** BEGIN Given records **

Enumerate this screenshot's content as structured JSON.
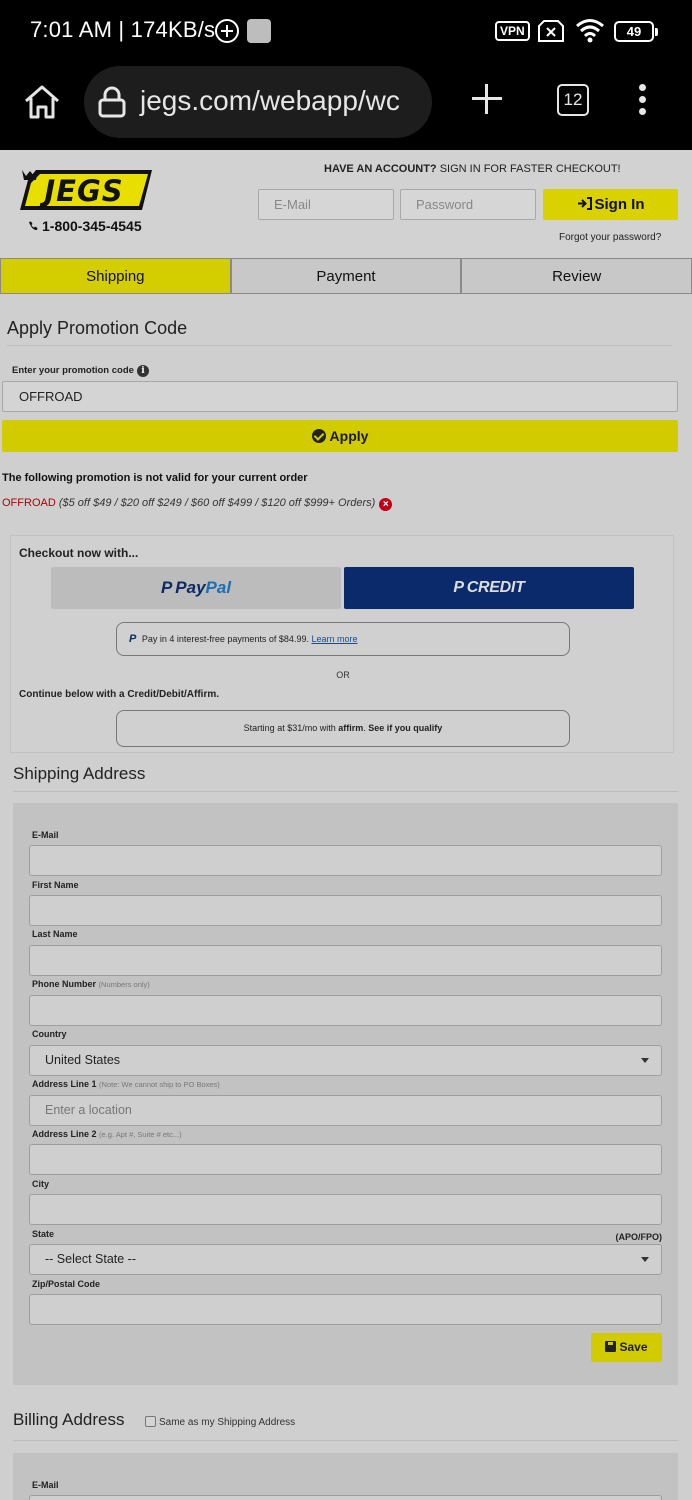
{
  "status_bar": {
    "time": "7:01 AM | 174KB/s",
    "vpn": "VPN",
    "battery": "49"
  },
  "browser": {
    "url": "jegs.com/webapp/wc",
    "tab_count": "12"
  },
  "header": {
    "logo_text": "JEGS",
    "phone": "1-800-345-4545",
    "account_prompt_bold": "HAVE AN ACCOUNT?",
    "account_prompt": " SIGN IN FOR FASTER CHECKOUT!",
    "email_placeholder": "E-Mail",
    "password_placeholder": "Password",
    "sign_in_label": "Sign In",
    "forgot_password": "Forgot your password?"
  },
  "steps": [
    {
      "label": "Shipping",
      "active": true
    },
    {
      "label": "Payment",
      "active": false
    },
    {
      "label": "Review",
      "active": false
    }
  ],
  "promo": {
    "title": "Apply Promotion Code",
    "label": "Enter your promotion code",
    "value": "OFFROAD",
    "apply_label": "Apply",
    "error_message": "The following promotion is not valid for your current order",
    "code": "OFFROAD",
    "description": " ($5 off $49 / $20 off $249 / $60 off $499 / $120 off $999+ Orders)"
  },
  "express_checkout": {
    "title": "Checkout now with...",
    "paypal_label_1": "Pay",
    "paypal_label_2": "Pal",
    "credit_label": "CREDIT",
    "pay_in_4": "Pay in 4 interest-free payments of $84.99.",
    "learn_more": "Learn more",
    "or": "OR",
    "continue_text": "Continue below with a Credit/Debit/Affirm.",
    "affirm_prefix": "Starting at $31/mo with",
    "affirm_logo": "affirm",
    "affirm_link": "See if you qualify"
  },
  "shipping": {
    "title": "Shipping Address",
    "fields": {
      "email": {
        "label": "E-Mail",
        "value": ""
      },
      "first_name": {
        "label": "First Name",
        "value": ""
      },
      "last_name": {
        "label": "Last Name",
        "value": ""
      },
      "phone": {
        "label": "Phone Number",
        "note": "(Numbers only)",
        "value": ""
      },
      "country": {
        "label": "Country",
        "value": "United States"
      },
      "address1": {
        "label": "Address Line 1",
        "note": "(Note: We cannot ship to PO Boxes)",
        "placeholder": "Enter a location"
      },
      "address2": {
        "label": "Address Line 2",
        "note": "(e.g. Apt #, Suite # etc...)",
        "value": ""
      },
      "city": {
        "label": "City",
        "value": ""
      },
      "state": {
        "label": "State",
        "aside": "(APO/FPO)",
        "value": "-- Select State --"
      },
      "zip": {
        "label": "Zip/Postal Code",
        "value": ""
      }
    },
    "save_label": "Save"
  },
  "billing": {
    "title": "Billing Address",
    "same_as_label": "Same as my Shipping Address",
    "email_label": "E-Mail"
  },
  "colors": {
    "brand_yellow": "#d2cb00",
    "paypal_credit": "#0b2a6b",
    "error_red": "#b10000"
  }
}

** END Given records **

- **To be done**: Drop the images and repeat the data exactly.

- **Written solution**:
Enumerate this screenshot's content as structured JSON.
{
  "status_bar": {
    "time": "7:01 AM | 174KB/s",
    "vpn": "VPN",
    "battery": "49"
  },
  "browser": {
    "url": "jegs.com/webapp/wc",
    "tab_count": "12"
  },
  "header": {
    "logo_text": "JEGS",
    "phone": "1-800-345-4545",
    "account_prompt_bold": "HAVE AN ACCOUNT?",
    "account_prompt": " SIGN IN FOR FASTER CHECKOUT!",
    "email_placeholder": "E-Mail",
    "password_placeholder": "Password",
    "sign_in_label": "Sign In",
    "forgot_password": "Forgot your password?"
  },
  "steps": [
    {
      "label": "Shipping",
      "active": true
    },
    {
      "label": "Payment",
      "active": false
    },
    {
      "label": "Review",
      "active": false
    }
  ],
  "promo": {
    "title": "Apply Promotion Code",
    "label": "Enter your promotion code",
    "value": "OFFROAD",
    "apply_label": "Apply",
    "error_message": "The following promotion is not valid for your current order",
    "code": "OFFROAD",
    "description": " ($5 off $49 / $20 off $249 / $60 off $499 / $120 off $999+ Orders)"
  },
  "express_checkout": {
    "title": "Checkout now with...",
    "paypal_label_1": "Pay",
    "paypal_label_2": "Pal",
    "credit_label": "CREDIT",
    "pay_in_4": "Pay in 4 interest-free payments of $84.99.",
    "learn_more": "Learn more",
    "or": "OR",
    "continue_text": "Continue below with a Credit/Debit/Affirm.",
    "affirm_prefix": "Starting at $31/mo with",
    "affirm_logo": "affirm",
    "affirm_link": "See if you qualify"
  },
  "shipping": {
    "title": "Shipping Address",
    "fields": {
      "email": {
        "label": "E-Mail",
        "value": ""
      },
      "first_name": {
        "label": "First Name",
        "value": ""
      },
      "last_name": {
        "label": "Last Name",
        "value": ""
      },
      "phone": {
        "label": "Phone Number",
        "note": "(Numbers only)",
        "value": ""
      },
      "country": {
        "label": "Country",
        "value": "United States"
      },
      "address1": {
        "label": "Address Line 1",
        "note": "(Note: We cannot ship to PO Boxes)",
        "placeholder": "Enter a location"
      },
      "address2": {
        "label": "Address Line 2",
        "note": "(e.g. Apt #, Suite # etc...)",
        "value": ""
      },
      "city": {
        "label": "City",
        "value": ""
      },
      "state": {
        "label": "State",
        "aside": "(APO/FPO)",
        "value": "-- Select State --"
      },
      "zip": {
        "label": "Zip/Postal Code",
        "value": ""
      }
    },
    "save_label": "Save"
  },
  "billing": {
    "title": "Billing Address",
    "same_as_label": "Same as my Shipping Address",
    "email_label": "E-Mail"
  },
  "colors": {
    "brand_yellow": "#d2cb00",
    "paypal_credit": "#0b2a6b",
    "error_red": "#b10000"
  }
}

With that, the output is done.